- _Goal_
Transcribe the records that follow exactly. Skip the pictures.

Rows from a figure dataset
----

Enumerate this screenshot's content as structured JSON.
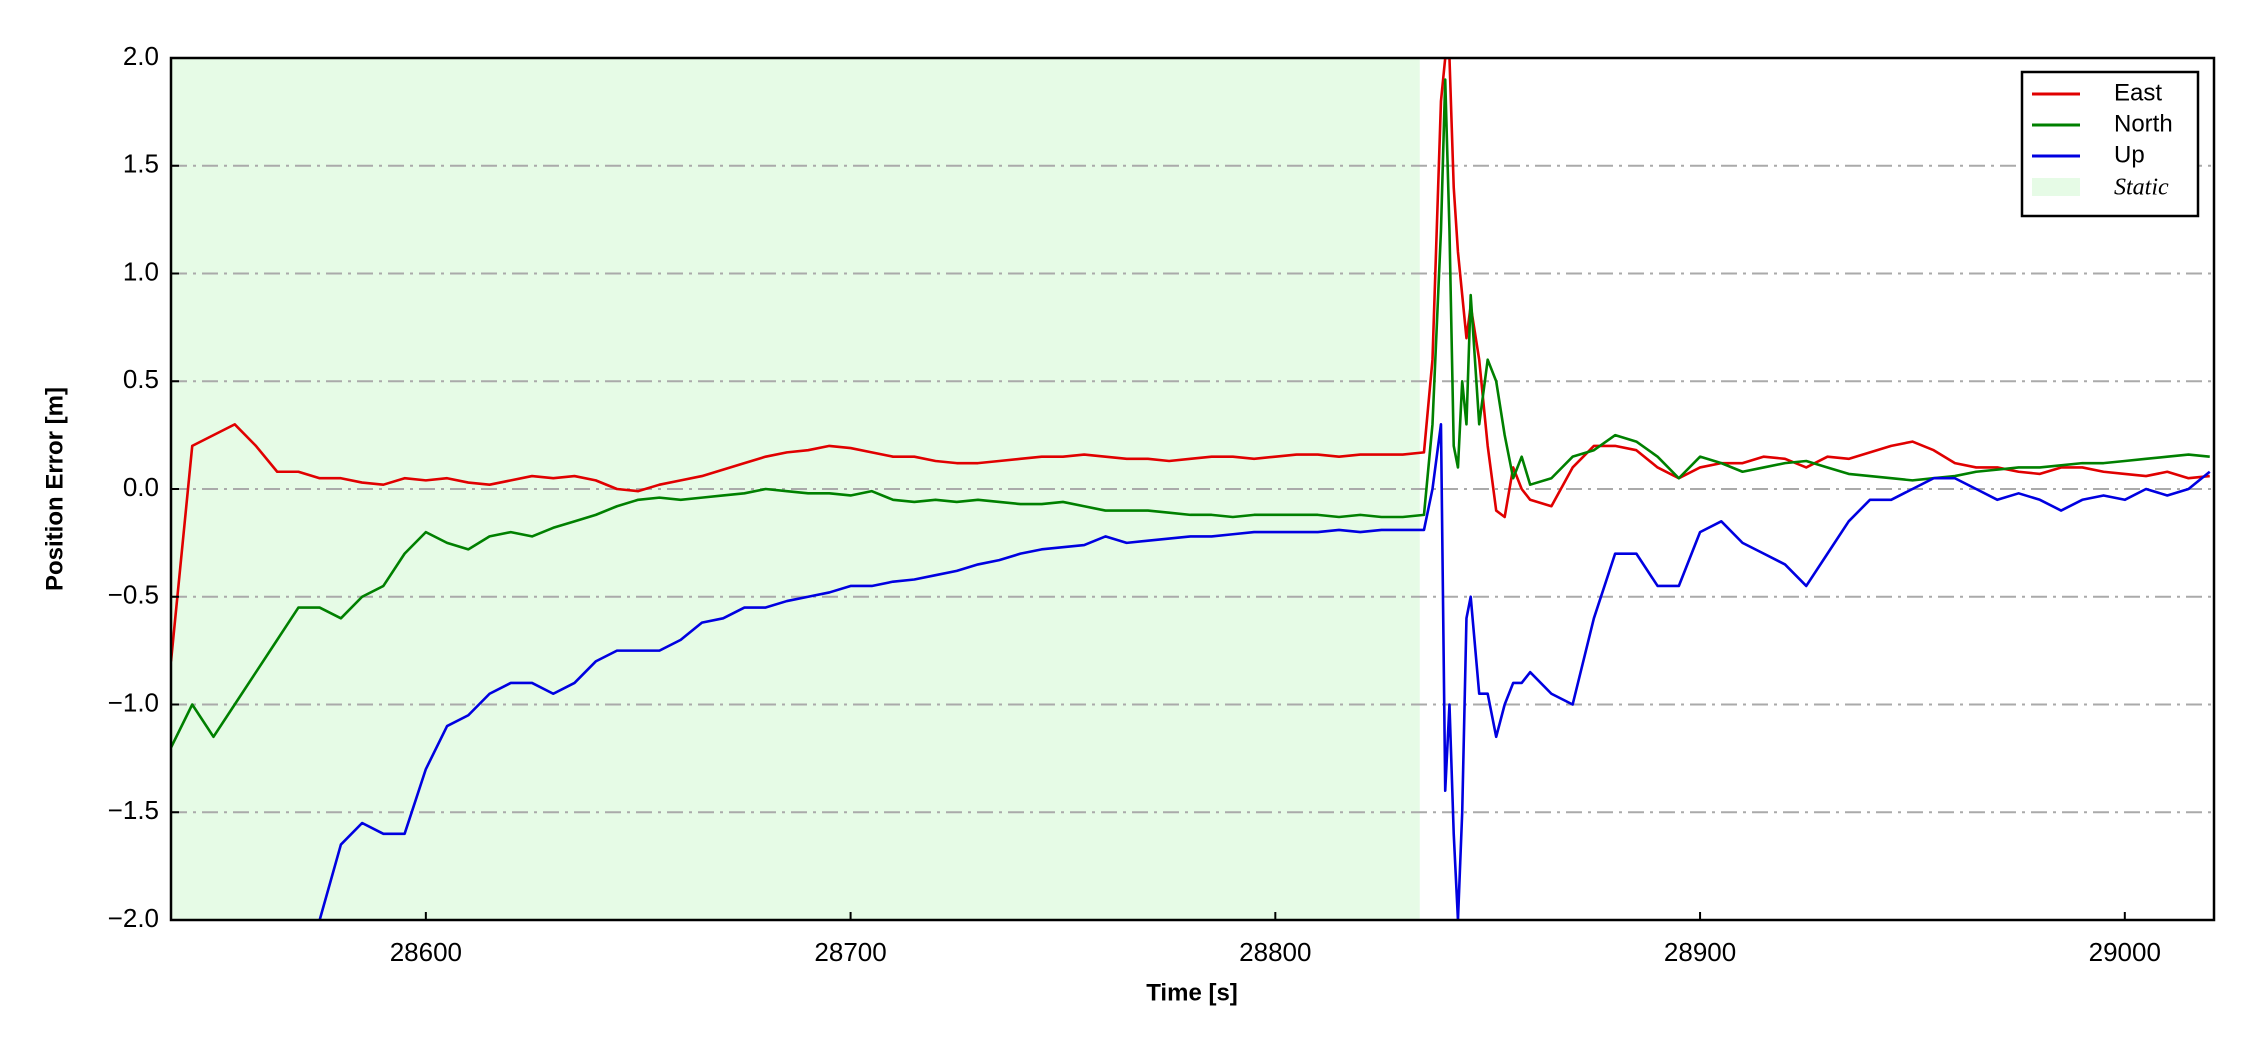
{
  "chart_data": {
    "type": "line",
    "xlabel": "Time [s]",
    "ylabel": "Position Error [m]",
    "xlim": [
      28540,
      29021
    ],
    "ylim": [
      -2.0,
      2.0
    ],
    "xticks": [
      28600,
      28700,
      28800,
      28900,
      29000
    ],
    "yticks": [
      {
        "value": -2.0,
        "label": "−2.0"
      },
      {
        "value": -1.5,
        "label": "−1.5"
      },
      {
        "value": -1.0,
        "label": "−1.0"
      },
      {
        "value": -0.5,
        "label": "−0.5"
      },
      {
        "value": 0.0,
        "label": "0.0"
      },
      {
        "value": 0.5,
        "label": "0.5"
      },
      {
        "value": 1.0,
        "label": "1.0"
      },
      {
        "value": 1.5,
        "label": "1.5"
      },
      {
        "value": 2.0,
        "label": "2.0"
      }
    ],
    "grid": true,
    "legend": "upper right",
    "spans": [
      {
        "name": "Static",
        "color": "#e6fbe6",
        "x": [
          28540,
          28834
        ]
      }
    ],
    "x": [
      28540,
      28545,
      28550,
      28555,
      28560,
      28565,
      28570,
      28575,
      28580,
      28585,
      28590,
      28595,
      28600,
      28605,
      28610,
      28615,
      28620,
      28625,
      28630,
      28635,
      28640,
      28645,
      28650,
      28655,
      28660,
      28665,
      28670,
      28675,
      28680,
      28685,
      28690,
      28695,
      28700,
      28705,
      28710,
      28715,
      28720,
      28725,
      28730,
      28735,
      28740,
      28745,
      28750,
      28755,
      28760,
      28765,
      28770,
      28775,
      28780,
      28785,
      28790,
      28795,
      28800,
      28805,
      28810,
      28815,
      28820,
      28825,
      28830,
      28835,
      28837,
      28839,
      28840,
      28841,
      28842,
      28843,
      28844,
      28845,
      28846,
      28848,
      28850,
      28852,
      28854,
      28856,
      28858,
      28860,
      28865,
      28870,
      28875,
      28880,
      28885,
      28890,
      28895,
      28900,
      28905,
      28910,
      28915,
      28920,
      28925,
      28930,
      28935,
      28940,
      28945,
      28950,
      28955,
      28960,
      28965,
      28970,
      28975,
      28980,
      28985,
      28990,
      28995,
      29000,
      29005,
      29010,
      29015,
      29020
    ],
    "series": [
      {
        "name": "East",
        "color": "#e00000",
        "values": [
          -0.8,
          0.2,
          0.25,
          0.3,
          0.2,
          0.08,
          0.08,
          0.05,
          0.05,
          0.03,
          0.02,
          0.05,
          0.04,
          0.05,
          0.03,
          0.02,
          0.04,
          0.06,
          0.05,
          0.06,
          0.04,
          0.0,
          -0.01,
          0.02,
          0.04,
          0.06,
          0.09,
          0.12,
          0.15,
          0.17,
          0.18,
          0.2,
          0.19,
          0.17,
          0.15,
          0.15,
          0.13,
          0.12,
          0.12,
          0.13,
          0.14,
          0.15,
          0.15,
          0.16,
          0.15,
          0.14,
          0.14,
          0.13,
          0.14,
          0.15,
          0.15,
          0.14,
          0.15,
          0.16,
          0.16,
          0.15,
          0.16,
          0.16,
          0.16,
          0.17,
          0.6,
          1.8,
          2.0,
          2.0,
          1.4,
          1.1,
          0.9,
          0.7,
          0.85,
          0.6,
          0.2,
          -0.1,
          -0.13,
          0.1,
          0.0,
          -0.05,
          -0.08,
          0.1,
          0.2,
          0.2,
          0.18,
          0.1,
          0.05,
          0.1,
          0.12,
          0.12,
          0.15,
          0.14,
          0.1,
          0.15,
          0.14,
          0.17,
          0.2,
          0.22,
          0.18,
          0.12,
          0.1,
          0.1,
          0.08,
          0.07,
          0.1,
          0.1,
          0.08,
          0.07,
          0.06,
          0.08,
          0.05,
          0.06
        ]
      },
      {
        "name": "North",
        "color": "#008000",
        "values": [
          -1.2,
          -1.0,
          -1.15,
          -1.0,
          -0.85,
          -0.7,
          -0.55,
          -0.55,
          -0.6,
          -0.5,
          -0.45,
          -0.3,
          -0.2,
          -0.25,
          -0.28,
          -0.22,
          -0.2,
          -0.22,
          -0.18,
          -0.15,
          -0.12,
          -0.08,
          -0.05,
          -0.04,
          -0.05,
          -0.04,
          -0.03,
          -0.02,
          0.0,
          -0.01,
          -0.02,
          -0.02,
          -0.03,
          -0.01,
          -0.05,
          -0.06,
          -0.05,
          -0.06,
          -0.05,
          -0.06,
          -0.07,
          -0.07,
          -0.06,
          -0.08,
          -0.1,
          -0.1,
          -0.1,
          -0.11,
          -0.12,
          -0.12,
          -0.13,
          -0.12,
          -0.12,
          -0.12,
          -0.12,
          -0.13,
          -0.12,
          -0.13,
          -0.13,
          -0.12,
          0.3,
          1.2,
          1.9,
          1.2,
          0.2,
          0.1,
          0.5,
          0.3,
          0.9,
          0.3,
          0.6,
          0.5,
          0.25,
          0.05,
          0.15,
          0.02,
          0.05,
          0.15,
          0.18,
          0.25,
          0.22,
          0.15,
          0.05,
          0.15,
          0.12,
          0.08,
          0.1,
          0.12,
          0.13,
          0.1,
          0.07,
          0.06,
          0.05,
          0.04,
          0.05,
          0.06,
          0.08,
          0.09,
          0.1,
          0.1,
          0.11,
          0.12,
          0.12,
          0.13,
          0.14,
          0.15,
          0.16,
          0.15
        ]
      },
      {
        "name": "Up",
        "color": "#0000e0",
        "values": [
          null,
          null,
          null,
          null,
          null,
          null,
          null,
          -2.0,
          -1.65,
          -1.55,
          -1.6,
          -1.6,
          -1.3,
          -1.1,
          -1.05,
          -0.95,
          -0.9,
          -0.9,
          -0.95,
          -0.9,
          -0.8,
          -0.75,
          -0.75,
          -0.75,
          -0.7,
          -0.62,
          -0.6,
          -0.55,
          -0.55,
          -0.52,
          -0.5,
          -0.48,
          -0.45,
          -0.45,
          -0.43,
          -0.42,
          -0.4,
          -0.38,
          -0.35,
          -0.33,
          -0.3,
          -0.28,
          -0.27,
          -0.26,
          -0.22,
          -0.25,
          -0.24,
          -0.23,
          -0.22,
          -0.22,
          -0.21,
          -0.2,
          -0.2,
          -0.2,
          -0.2,
          -0.19,
          -0.2,
          -0.19,
          -0.19,
          -0.19,
          0.0,
          0.3,
          -1.4,
          -1.0,
          -1.6,
          -2.0,
          -1.5,
          -0.6,
          -0.5,
          -0.95,
          -0.95,
          -1.15,
          -1.0,
          -0.9,
          -0.9,
          -0.85,
          -0.95,
          -1.0,
          -0.6,
          -0.3,
          -0.3,
          -0.45,
          -0.45,
          -0.2,
          -0.15,
          -0.25,
          -0.3,
          -0.35,
          -0.45,
          -0.3,
          -0.15,
          -0.05,
          -0.05,
          0.0,
          0.05,
          0.05,
          0.0,
          -0.05,
          -0.02,
          -0.05,
          -0.1,
          -0.05,
          -0.03,
          -0.05,
          0.0,
          -0.03,
          0.0,
          0.08
        ]
      }
    ]
  }
}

----

- _The response_
Enumerate this screenshot's content as structured JSON.
{
  "chart_data": {
    "type": "line",
    "xlabel": "Time [s]",
    "ylabel": "Position Error [m]",
    "xlim": [
      28540,
      29021
    ],
    "ylim": [
      -2.0,
      2.0
    ],
    "xticks": [
      28600,
      28700,
      28800,
      28900,
      29000
    ],
    "yticks": [
      {
        "value": -2.0,
        "label": "−2.0"
      },
      {
        "value": -1.5,
        "label": "−1.5"
      },
      {
        "value": -1.0,
        "label": "−1.0"
      },
      {
        "value": -0.5,
        "label": "−0.5"
      },
      {
        "value": 0.0,
        "label": "0.0"
      },
      {
        "value": 0.5,
        "label": "0.5"
      },
      {
        "value": 1.0,
        "label": "1.0"
      },
      {
        "value": 1.5,
        "label": "1.5"
      },
      {
        "value": 2.0,
        "label": "2.0"
      }
    ],
    "grid": true,
    "legend": "upper right",
    "spans": [
      {
        "name": "Static",
        "color": "#e6fbe6",
        "x": [
          28540,
          28834
        ]
      }
    ],
    "x": [
      28540,
      28545,
      28550,
      28555,
      28560,
      28565,
      28570,
      28575,
      28580,
      28585,
      28590,
      28595,
      28600,
      28605,
      28610,
      28615,
      28620,
      28625,
      28630,
      28635,
      28640,
      28645,
      28650,
      28655,
      28660,
      28665,
      28670,
      28675,
      28680,
      28685,
      28690,
      28695,
      28700,
      28705,
      28710,
      28715,
      28720,
      28725,
      28730,
      28735,
      28740,
      28745,
      28750,
      28755,
      28760,
      28765,
      28770,
      28775,
      28780,
      28785,
      28790,
      28795,
      28800,
      28805,
      28810,
      28815,
      28820,
      28825,
      28830,
      28835,
      28837,
      28839,
      28840,
      28841,
      28842,
      28843,
      28844,
      28845,
      28846,
      28848,
      28850,
      28852,
      28854,
      28856,
      28858,
      28860,
      28865,
      28870,
      28875,
      28880,
      28885,
      28890,
      28895,
      28900,
      28905,
      28910,
      28915,
      28920,
      28925,
      28930,
      28935,
      28940,
      28945,
      28950,
      28955,
      28960,
      28965,
      28970,
      28975,
      28980,
      28985,
      28990,
      28995,
      29000,
      29005,
      29010,
      29015,
      29020
    ],
    "series": [
      {
        "name": "East",
        "color": "#e00000",
        "values": [
          -0.8,
          0.2,
          0.25,
          0.3,
          0.2,
          0.08,
          0.08,
          0.05,
          0.05,
          0.03,
          0.02,
          0.05,
          0.04,
          0.05,
          0.03,
          0.02,
          0.04,
          0.06,
          0.05,
          0.06,
          0.04,
          0.0,
          -0.01,
          0.02,
          0.04,
          0.06,
          0.09,
          0.12,
          0.15,
          0.17,
          0.18,
          0.2,
          0.19,
          0.17,
          0.15,
          0.15,
          0.13,
          0.12,
          0.12,
          0.13,
          0.14,
          0.15,
          0.15,
          0.16,
          0.15,
          0.14,
          0.14,
          0.13,
          0.14,
          0.15,
          0.15,
          0.14,
          0.15,
          0.16,
          0.16,
          0.15,
          0.16,
          0.16,
          0.16,
          0.17,
          0.6,
          1.8,
          2.0,
          2.0,
          1.4,
          1.1,
          0.9,
          0.7,
          0.85,
          0.6,
          0.2,
          -0.1,
          -0.13,
          0.1,
          0.0,
          -0.05,
          -0.08,
          0.1,
          0.2,
          0.2,
          0.18,
          0.1,
          0.05,
          0.1,
          0.12,
          0.12,
          0.15,
          0.14,
          0.1,
          0.15,
          0.14,
          0.17,
          0.2,
          0.22,
          0.18,
          0.12,
          0.1,
          0.1,
          0.08,
          0.07,
          0.1,
          0.1,
          0.08,
          0.07,
          0.06,
          0.08,
          0.05,
          0.06
        ]
      },
      {
        "name": "North",
        "color": "#008000",
        "values": [
          -1.2,
          -1.0,
          -1.15,
          -1.0,
          -0.85,
          -0.7,
          -0.55,
          -0.55,
          -0.6,
          -0.5,
          -0.45,
          -0.3,
          -0.2,
          -0.25,
          -0.28,
          -0.22,
          -0.2,
          -0.22,
          -0.18,
          -0.15,
          -0.12,
          -0.08,
          -0.05,
          -0.04,
          -0.05,
          -0.04,
          -0.03,
          -0.02,
          0.0,
          -0.01,
          -0.02,
          -0.02,
          -0.03,
          -0.01,
          -0.05,
          -0.06,
          -0.05,
          -0.06,
          -0.05,
          -0.06,
          -0.07,
          -0.07,
          -0.06,
          -0.08,
          -0.1,
          -0.1,
          -0.1,
          -0.11,
          -0.12,
          -0.12,
          -0.13,
          -0.12,
          -0.12,
          -0.12,
          -0.12,
          -0.13,
          -0.12,
          -0.13,
          -0.13,
          -0.12,
          0.3,
          1.2,
          1.9,
          1.2,
          0.2,
          0.1,
          0.5,
          0.3,
          0.9,
          0.3,
          0.6,
          0.5,
          0.25,
          0.05,
          0.15,
          0.02,
          0.05,
          0.15,
          0.18,
          0.25,
          0.22,
          0.15,
          0.05,
          0.15,
          0.12,
          0.08,
          0.1,
          0.12,
          0.13,
          0.1,
          0.07,
          0.06,
          0.05,
          0.04,
          0.05,
          0.06,
          0.08,
          0.09,
          0.1,
          0.1,
          0.11,
          0.12,
          0.12,
          0.13,
          0.14,
          0.15,
          0.16,
          0.15
        ]
      },
      {
        "name": "Up",
        "color": "#0000e0",
        "values": [
          null,
          null,
          null,
          null,
          null,
          null,
          null,
          -2.0,
          -1.65,
          -1.55,
          -1.6,
          -1.6,
          -1.3,
          -1.1,
          -1.05,
          -0.95,
          -0.9,
          -0.9,
          -0.95,
          -0.9,
          -0.8,
          -0.75,
          -0.75,
          -0.75,
          -0.7,
          -0.62,
          -0.6,
          -0.55,
          -0.55,
          -0.52,
          -0.5,
          -0.48,
          -0.45,
          -0.45,
          -0.43,
          -0.42,
          -0.4,
          -0.38,
          -0.35,
          -0.33,
          -0.3,
          -0.28,
          -0.27,
          -0.26,
          -0.22,
          -0.25,
          -0.24,
          -0.23,
          -0.22,
          -0.22,
          -0.21,
          -0.2,
          -0.2,
          -0.2,
          -0.2,
          -0.19,
          -0.2,
          -0.19,
          -0.19,
          -0.19,
          0.0,
          0.3,
          -1.4,
          -1.0,
          -1.6,
          -2.0,
          -1.5,
          -0.6,
          -0.5,
          -0.95,
          -0.95,
          -1.15,
          -1.0,
          -0.9,
          -0.9,
          -0.85,
          -0.95,
          -1.0,
          -0.6,
          -0.3,
          -0.3,
          -0.45,
          -0.45,
          -0.2,
          -0.15,
          -0.25,
          -0.3,
          -0.35,
          -0.45,
          -0.3,
          -0.15,
          -0.05,
          -0.05,
          0.0,
          0.05,
          0.05,
          0.0,
          -0.05,
          -0.02,
          -0.05,
          -0.1,
          -0.05,
          -0.03,
          -0.05,
          0.0,
          -0.03,
          0.0,
          0.08
        ]
      }
    ]
  }
}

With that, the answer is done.